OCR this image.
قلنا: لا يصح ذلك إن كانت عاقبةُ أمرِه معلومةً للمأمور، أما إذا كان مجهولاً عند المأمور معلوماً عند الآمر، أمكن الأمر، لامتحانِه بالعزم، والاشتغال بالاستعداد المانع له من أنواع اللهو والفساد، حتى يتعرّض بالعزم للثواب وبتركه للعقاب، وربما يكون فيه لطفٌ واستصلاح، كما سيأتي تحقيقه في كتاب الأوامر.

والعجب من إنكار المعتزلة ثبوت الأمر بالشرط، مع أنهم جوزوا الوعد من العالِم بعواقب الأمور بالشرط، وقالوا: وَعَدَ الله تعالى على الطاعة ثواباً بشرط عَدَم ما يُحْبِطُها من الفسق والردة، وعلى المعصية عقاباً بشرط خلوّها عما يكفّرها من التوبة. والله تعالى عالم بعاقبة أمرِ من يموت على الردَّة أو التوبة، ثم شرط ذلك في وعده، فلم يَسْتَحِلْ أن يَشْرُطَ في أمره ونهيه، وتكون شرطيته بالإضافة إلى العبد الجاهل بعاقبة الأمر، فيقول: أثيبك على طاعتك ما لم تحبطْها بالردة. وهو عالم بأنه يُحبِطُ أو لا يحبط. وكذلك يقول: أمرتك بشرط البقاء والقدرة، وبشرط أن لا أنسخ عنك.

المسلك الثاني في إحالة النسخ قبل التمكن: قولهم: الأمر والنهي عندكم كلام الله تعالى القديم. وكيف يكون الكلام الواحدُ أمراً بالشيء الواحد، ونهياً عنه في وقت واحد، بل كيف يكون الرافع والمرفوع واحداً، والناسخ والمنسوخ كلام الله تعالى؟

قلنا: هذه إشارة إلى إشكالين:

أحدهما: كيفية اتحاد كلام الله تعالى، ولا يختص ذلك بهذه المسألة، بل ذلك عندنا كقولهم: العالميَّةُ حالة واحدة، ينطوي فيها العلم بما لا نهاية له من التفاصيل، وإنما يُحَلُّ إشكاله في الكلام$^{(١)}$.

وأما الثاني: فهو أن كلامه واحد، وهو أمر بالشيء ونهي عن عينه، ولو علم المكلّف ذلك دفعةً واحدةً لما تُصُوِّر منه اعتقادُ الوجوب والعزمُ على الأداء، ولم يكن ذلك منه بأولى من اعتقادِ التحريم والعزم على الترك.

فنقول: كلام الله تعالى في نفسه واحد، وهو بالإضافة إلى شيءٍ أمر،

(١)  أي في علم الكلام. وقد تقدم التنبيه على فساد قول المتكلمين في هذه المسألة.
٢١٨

————————

DESCRIPTION OF THE TASK
Return the entries above exactly, each one complete.

FINAL RESULT
OCR this image.
قلنا: لا يصح ذلك إن كانت عاقبةُ أمرِه معلومةً للمأمور، أما إذا كان مجهولاً عند المأمور معلوماً عند الآمر، أمكن الأمر، لامتحانِه بالعزم، والاشتغال بالاستعداد المانع له من أنواع اللهو والفساد، حتى يتعرّض بالعزم للثواب وبتركه للعقاب، وربما يكون فيه لطفٌ واستصلاح، كما سيأتي تحقيقه في كتاب الأوامر.

والعجب من إنكار المعتزلة ثبوت الأمر بالشرط، مع أنهم جوزوا الوعد من العالِم بعواقب الأمور بالشرط، وقالوا: وَعَدَ الله تعالى على الطاعة ثواباً بشرط عَدَم ما يُحْبِطُها من الفسق والردة، وعلى المعصية عقاباً بشرط خلوّها عما يكفّرها من التوبة. والله تعالى عالم بعاقبة أمرِ من يموت على الردَّة أو التوبة، ثم شرط ذلك في وعده، فلم يَسْتَحِلْ أن يَشْرُطَ في أمره ونهيه، وتكون شرطيته بالإضافة إلى العبد الجاهل بعاقبة الأمر، فيقول: أثيبك على طاعتك ما لم تحبطْها بالردة. وهو عالم بأنه يُحبِطُ أو لا يحبط. وكذلك يقول: أمرتك بشرط البقاء والقدرة، وبشرط أن لا أنسخ عنك.

المسلك الثاني في إحالة النسخ قبل التمكن: قولهم: الأمر والنهي عندكم كلام الله تعالى القديم. وكيف يكون الكلام الواحدُ أمراً بالشيء الواحد، ونهياً عنه في وقت واحد، بل كيف يكون الرافع والمرفوع واحداً، والناسخ والمنسوخ كلام الله تعالى؟

قلنا: هذه إشارة إلى إشكالين:

أحدهما: كيفية اتحاد كلام الله تعالى، ولا يختص ذلك بهذه المسألة، بل ذلك عندنا كقولهم: العالميَّةُ حالة واحدة، ينطوي فيها العلم بما لا نهاية له من التفاصيل، وإنما يُحَلُّ إشكاله في الكلام$^{(١)}$.

وأما الثاني: فهو أن كلامه واحد، وهو أمر بالشيء ونهي عن عينه، ولو علم المكلّف ذلك دفعةً واحدةً لما تُصُوِّر منه اعتقادُ الوجوب والعزمُ على الأداء، ولم يكن ذلك منه بأولى من اعتقادِ التحريم والعزم على الترك.

فنقول: كلام الله تعالى في نفسه واحد، وهو بالإضافة إلى شيءٍ أمر،

(١)  أي في علم الكلام. وقد تقدم التنبيه على فساد قول المتكلمين في هذه المسألة.
٢١٨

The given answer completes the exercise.